[Some records]
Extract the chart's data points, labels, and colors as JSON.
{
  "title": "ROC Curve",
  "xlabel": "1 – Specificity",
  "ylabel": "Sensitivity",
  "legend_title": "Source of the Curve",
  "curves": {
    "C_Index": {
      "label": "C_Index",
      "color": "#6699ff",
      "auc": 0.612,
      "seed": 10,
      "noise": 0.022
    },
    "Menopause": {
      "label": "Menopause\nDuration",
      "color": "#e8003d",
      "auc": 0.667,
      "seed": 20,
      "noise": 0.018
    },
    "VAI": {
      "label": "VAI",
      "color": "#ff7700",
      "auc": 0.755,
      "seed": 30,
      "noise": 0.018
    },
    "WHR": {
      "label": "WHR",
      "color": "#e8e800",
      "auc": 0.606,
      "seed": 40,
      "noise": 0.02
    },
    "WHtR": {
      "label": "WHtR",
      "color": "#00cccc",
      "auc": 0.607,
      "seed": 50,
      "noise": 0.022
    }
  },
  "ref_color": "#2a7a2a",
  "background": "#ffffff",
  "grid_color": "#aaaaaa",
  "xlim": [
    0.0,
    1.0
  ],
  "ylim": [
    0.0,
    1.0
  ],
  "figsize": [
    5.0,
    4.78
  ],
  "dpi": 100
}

■ **Written problem**: Collect each line containing the string "Menopause".

■ **Reply to the exercise**:
    "Menopause": {
      "label": "Menopause\nDuration",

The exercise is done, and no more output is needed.